§ Page excerpt:
━━━━━━━━

Faulkner, Hemingway and Fitzgerald? They don't stand a chance when a reviewer like the one above, references Bronte, Loos and Mary McCarthy. Who are more important now? Time to throw out the WHITE MAN and his literature. The revision is that these guys weren't very good then, and are meaningless now. Do you doubt that some little bint is going to stand up in an English 101 class and demand the ban of "The Scarlett Letter?" She'll pipe up with: "A man wrote this! A MAN. What does Hawthorne know about a woman's body? How DARE he write about a Scarlett Letter?" And what's her choice to replace the Hawthorne book? "How about the Sisterhood of the Traveling Pants!!!"
Am I that far from the truth? I don't think I am. Am I being asked to review books for major newspapers and magazines like I sued to? No, I am NOT.
Suggest that white male authors should at least have a MINORITY's share of the pie, and ONE in SIX books reviewed over two pages of TIME and PEOPLE be reserved for them, and it's blasphemy. If you mention Hemingway, Fitzgerald and Faulkner (and I promise NOT to do it again) you'll be countered by ANGELOU, MORRISON and WALKER. And damn, if you don't add Hurston, Butler, Giovanni or Hansberry, you a racist, and an ignorant fish-eyed fool, too.
Isn't it odd and rather disgusting, that at one time, nobody even gave a rat's ass about such matters? They really didn't. Truman Capote was as flamingly gay as you could get, and he wrote "In Cold Blood" and people bought it because he was a good writer, PERIOD. They bought Gore Vidal and Allen Ginsberg, too. They bought Angelou and Morrison and Walker, too. And James Baldwin. The book world was, at one time, pretty open and liberal and non-exclusionary. So WHAT happened?
I might write a book wondering what happened to the white heterosexual writer, and why Henry Miller or D.H. Lawrence or Philip Roth are nowhere to be found and pudgy E.L. James gets an entire table for her idiotic garbage. (PS, Anais Nin and Pauline Reage were better and nobody made a big deal about it). Yes, I could write a book...but I don't have 7 syllables in my first name, I'm not gay, not of color, not female...so forget about it being reviewed, it wouldn't even be published.
And that's why there are blogs. (And gee, you didn't have to pay to read this. And I didn't get paid for writing it. What a perfect world.)

━━━━━━━━

§ Aim 1: Put the entries into a numbered list, starting with the first entry and ending with the line that contains "ieex-logo: ieex Instituto", and leave out blank lines.

━━━━━━━━

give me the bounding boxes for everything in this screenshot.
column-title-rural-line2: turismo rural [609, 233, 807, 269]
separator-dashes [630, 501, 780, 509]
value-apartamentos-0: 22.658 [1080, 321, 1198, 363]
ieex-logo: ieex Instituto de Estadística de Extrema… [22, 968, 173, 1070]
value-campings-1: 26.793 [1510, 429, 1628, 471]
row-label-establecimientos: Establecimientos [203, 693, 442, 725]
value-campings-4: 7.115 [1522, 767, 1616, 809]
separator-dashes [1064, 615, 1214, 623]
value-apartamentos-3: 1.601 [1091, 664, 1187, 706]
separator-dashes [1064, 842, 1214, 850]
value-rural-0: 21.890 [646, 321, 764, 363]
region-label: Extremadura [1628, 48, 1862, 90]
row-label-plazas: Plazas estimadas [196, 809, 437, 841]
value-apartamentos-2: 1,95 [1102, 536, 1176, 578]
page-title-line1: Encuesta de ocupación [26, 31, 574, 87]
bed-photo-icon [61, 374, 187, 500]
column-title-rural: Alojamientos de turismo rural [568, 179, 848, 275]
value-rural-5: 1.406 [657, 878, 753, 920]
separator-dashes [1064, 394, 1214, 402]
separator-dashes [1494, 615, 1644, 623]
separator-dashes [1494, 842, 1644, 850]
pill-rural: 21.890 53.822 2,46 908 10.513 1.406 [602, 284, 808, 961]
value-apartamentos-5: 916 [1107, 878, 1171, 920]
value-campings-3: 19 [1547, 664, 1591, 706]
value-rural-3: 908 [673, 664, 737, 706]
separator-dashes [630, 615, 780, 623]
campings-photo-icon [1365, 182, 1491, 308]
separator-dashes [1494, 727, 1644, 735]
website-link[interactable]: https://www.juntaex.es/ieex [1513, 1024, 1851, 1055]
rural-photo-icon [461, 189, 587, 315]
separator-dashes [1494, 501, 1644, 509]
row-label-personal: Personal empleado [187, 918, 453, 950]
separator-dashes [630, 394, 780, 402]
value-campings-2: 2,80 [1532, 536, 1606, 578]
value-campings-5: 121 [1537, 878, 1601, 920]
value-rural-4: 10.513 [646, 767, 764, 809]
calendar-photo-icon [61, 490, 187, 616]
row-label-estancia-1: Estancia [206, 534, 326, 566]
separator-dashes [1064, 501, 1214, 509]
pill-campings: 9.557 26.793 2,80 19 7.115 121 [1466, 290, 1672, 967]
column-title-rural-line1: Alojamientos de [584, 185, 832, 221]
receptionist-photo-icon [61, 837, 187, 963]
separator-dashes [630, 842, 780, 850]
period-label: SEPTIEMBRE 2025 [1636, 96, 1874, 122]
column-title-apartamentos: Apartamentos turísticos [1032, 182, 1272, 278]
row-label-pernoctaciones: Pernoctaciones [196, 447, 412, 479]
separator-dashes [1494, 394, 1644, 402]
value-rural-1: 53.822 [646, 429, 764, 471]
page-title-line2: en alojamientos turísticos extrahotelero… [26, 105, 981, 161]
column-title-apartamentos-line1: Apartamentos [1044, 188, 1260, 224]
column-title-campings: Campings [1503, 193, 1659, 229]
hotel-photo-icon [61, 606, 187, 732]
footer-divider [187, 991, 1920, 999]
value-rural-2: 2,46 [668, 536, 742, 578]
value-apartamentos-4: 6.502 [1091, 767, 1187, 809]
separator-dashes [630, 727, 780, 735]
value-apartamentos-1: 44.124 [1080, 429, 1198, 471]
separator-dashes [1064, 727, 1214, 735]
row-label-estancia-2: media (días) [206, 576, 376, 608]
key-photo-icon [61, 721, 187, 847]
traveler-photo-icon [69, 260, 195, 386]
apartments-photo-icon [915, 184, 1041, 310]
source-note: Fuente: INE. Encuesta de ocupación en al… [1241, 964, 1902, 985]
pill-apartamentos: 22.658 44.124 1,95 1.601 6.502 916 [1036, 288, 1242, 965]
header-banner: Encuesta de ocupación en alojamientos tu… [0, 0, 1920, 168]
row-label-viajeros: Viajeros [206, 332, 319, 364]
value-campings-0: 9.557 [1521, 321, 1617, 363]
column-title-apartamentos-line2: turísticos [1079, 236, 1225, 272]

━━━━━━━━

§ Aim 2: According to the page excerpt, which book by Truman Capote did people buy?

§ Problem solution 1:
1. give me the bounding boxes for everything in this screenshot.
2. column-title-rural-line2: turismo rural [609, 233, 807, 269]
3. separator-dashes [630, 501, 780, 509]
4. value-apartamentos-0: 22.658 [1080, 321, 1198, 363]
5. ieex-logo: ieex Instituto de Estadística de Extrema… [22, 968, 173, 1070]

§ Problem solution 2: "In Cold Blood"